(YOUR GOAL)
Please transcribe the records precisely; pictures stay out of your copy.

START RECORDS FOR PROCESSING

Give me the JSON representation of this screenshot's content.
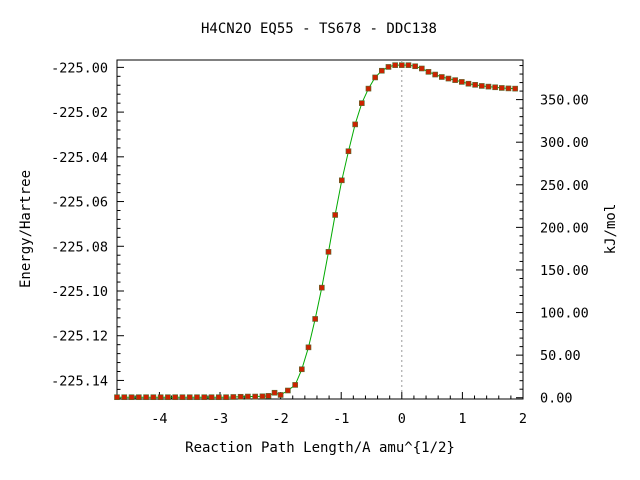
{
  "chart_data": {
    "type": "line",
    "title": "H4CN2O   EQ55 - TS678 - DDC138",
    "xlabel": "Reaction Path Length/A amu^{1/2}",
    "ylabel": "Energy/Hartree",
    "y2label": "kJ/mol",
    "xlim": [
      -4.7,
      2.0
    ],
    "ylim": [
      -225.1483,
      -224.9967
    ],
    "y2lim": [
      -1.5,
      396.5
    ],
    "grid": false,
    "line_color": "#00aa00",
    "marker_color": "#cc2200",
    "marker_edge_color": "#556b2f",
    "ts_line_color": "#999999",
    "ts_x": 0.0,
    "x_ticks": [
      -4,
      -3,
      -2,
      -1,
      0,
      1,
      2
    ],
    "x_tick_labels": [
      "-4",
      "-3",
      "-2",
      "-1",
      "0",
      "1",
      "2"
    ],
    "y_ticks": [
      -225.0,
      -225.02,
      -225.04,
      -225.06,
      -225.08,
      -225.1,
      -225.12,
      -225.14
    ],
    "y_tick_labels": [
      "-225.00",
      "-225.02",
      "-225.04",
      "-225.06",
      "-225.08",
      "-225.10",
      "-225.12",
      "-225.14"
    ],
    "y2_ticks": [
      0,
      50,
      100,
      150,
      200,
      250,
      300,
      350
    ],
    "y2_tick_labels": [
      "0.00",
      "50.00",
      "100.00",
      "150.00",
      "200.00",
      "250.00",
      "300.00",
      "350.00"
    ],
    "series": [
      {
        "x": [
          -4.7,
          -4.58,
          -4.46,
          -4.34,
          -4.22,
          -4.1,
          -3.98,
          -3.86,
          -3.74,
          -3.62,
          -3.5,
          -3.38,
          -3.26,
          -3.14,
          -3.02,
          -2.9,
          -2.78,
          -2.66,
          -2.54,
          -2.42,
          -2.3,
          -2.2,
          -2.1,
          -2.0,
          -1.88,
          -1.76,
          -1.65,
          -1.54,
          -1.43,
          -1.32,
          -1.21,
          -1.1,
          -0.99,
          -0.88,
          -0.77,
          -0.66,
          -0.55,
          -0.44,
          -0.33,
          -0.22,
          -0.11,
          0.0,
          0.11,
          0.22,
          0.33,
          0.44,
          0.55,
          0.66,
          0.77,
          0.88,
          0.99,
          1.1,
          1.21,
          1.32,
          1.43,
          1.54,
          1.65,
          1.76,
          1.87
        ],
        "y": [
          -225.1475,
          -225.1475,
          -225.1475,
          -225.1475,
          -225.1475,
          -225.1475,
          -225.1475,
          -225.1475,
          -225.1475,
          -225.1475,
          -225.1475,
          -225.1475,
          -225.1475,
          -225.1475,
          -225.1475,
          -225.1475,
          -225.1474,
          -225.1473,
          -225.1472,
          -225.1472,
          -225.1471,
          -225.1469,
          -225.1455,
          -225.1465,
          -225.1445,
          -225.142,
          -225.135,
          -225.1252,
          -225.1125,
          -225.0985,
          -225.0825,
          -225.066,
          -225.0505,
          -225.0375,
          -225.0255,
          -225.016,
          -225.0095,
          -225.0045,
          -225.0015,
          -224.9998,
          -224.999,
          -224.999,
          -224.999,
          -224.9995,
          -225.0005,
          -225.002,
          -225.0032,
          -225.0043,
          -225.005,
          -225.0057,
          -225.0065,
          -225.0073,
          -225.0078,
          -225.0083,
          -225.0086,
          -225.0089,
          -225.0092,
          -225.0094,
          -225.0095
        ]
      }
    ]
  }
}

END RECORDS FOR PROCESSING

(FULL OUTPUT)
Give me the JSON representation of this screenshot's content.
{
  "chart_data": {
    "type": "line",
    "title": "H4CN2O   EQ55 - TS678 - DDC138",
    "xlabel": "Reaction Path Length/A amu^{1/2}",
    "ylabel": "Energy/Hartree",
    "y2label": "kJ/mol",
    "xlim": [
      -4.7,
      2.0
    ],
    "ylim": [
      -225.1483,
      -224.9967
    ],
    "y2lim": [
      -1.5,
      396.5
    ],
    "grid": false,
    "line_color": "#00aa00",
    "marker_color": "#cc2200",
    "marker_edge_color": "#556b2f",
    "ts_line_color": "#999999",
    "ts_x": 0.0,
    "x_ticks": [
      -4,
      -3,
      -2,
      -1,
      0,
      1,
      2
    ],
    "x_tick_labels": [
      "-4",
      "-3",
      "-2",
      "-1",
      "0",
      "1",
      "2"
    ],
    "y_ticks": [
      -225.0,
      -225.02,
      -225.04,
      -225.06,
      -225.08,
      -225.1,
      -225.12,
      -225.14
    ],
    "y_tick_labels": [
      "-225.00",
      "-225.02",
      "-225.04",
      "-225.06",
      "-225.08",
      "-225.10",
      "-225.12",
      "-225.14"
    ],
    "y2_ticks": [
      0,
      50,
      100,
      150,
      200,
      250,
      300,
      350
    ],
    "y2_tick_labels": [
      "0.00",
      "50.00",
      "100.00",
      "150.00",
      "200.00",
      "250.00",
      "300.00",
      "350.00"
    ],
    "series": [
      {
        "x": [
          -4.7,
          -4.58,
          -4.46,
          -4.34,
          -4.22,
          -4.1,
          -3.98,
          -3.86,
          -3.74,
          -3.62,
          -3.5,
          -3.38,
          -3.26,
          -3.14,
          -3.02,
          -2.9,
          -2.78,
          -2.66,
          -2.54,
          -2.42,
          -2.3,
          -2.2,
          -2.1,
          -2.0,
          -1.88,
          -1.76,
          -1.65,
          -1.54,
          -1.43,
          -1.32,
          -1.21,
          -1.1,
          -0.99,
          -0.88,
          -0.77,
          -0.66,
          -0.55,
          -0.44,
          -0.33,
          -0.22,
          -0.11,
          0.0,
          0.11,
          0.22,
          0.33,
          0.44,
          0.55,
          0.66,
          0.77,
          0.88,
          0.99,
          1.1,
          1.21,
          1.32,
          1.43,
          1.54,
          1.65,
          1.76,
          1.87
        ],
        "y": [
          -225.1475,
          -225.1475,
          -225.1475,
          -225.1475,
          -225.1475,
          -225.1475,
          -225.1475,
          -225.1475,
          -225.1475,
          -225.1475,
          -225.1475,
          -225.1475,
          -225.1475,
          -225.1475,
          -225.1475,
          -225.1475,
          -225.1474,
          -225.1473,
          -225.1472,
          -225.1472,
          -225.1471,
          -225.1469,
          -225.1455,
          -225.1465,
          -225.1445,
          -225.142,
          -225.135,
          -225.1252,
          -225.1125,
          -225.0985,
          -225.0825,
          -225.066,
          -225.0505,
          -225.0375,
          -225.0255,
          -225.016,
          -225.0095,
          -225.0045,
          -225.0015,
          -224.9998,
          -224.999,
          -224.999,
          -224.999,
          -224.9995,
          -225.0005,
          -225.002,
          -225.0032,
          -225.0043,
          -225.005,
          -225.0057,
          -225.0065,
          -225.0073,
          -225.0078,
          -225.0083,
          -225.0086,
          -225.0089,
          -225.0092,
          -225.0094,
          -225.0095
        ]
      }
    ]
  }
}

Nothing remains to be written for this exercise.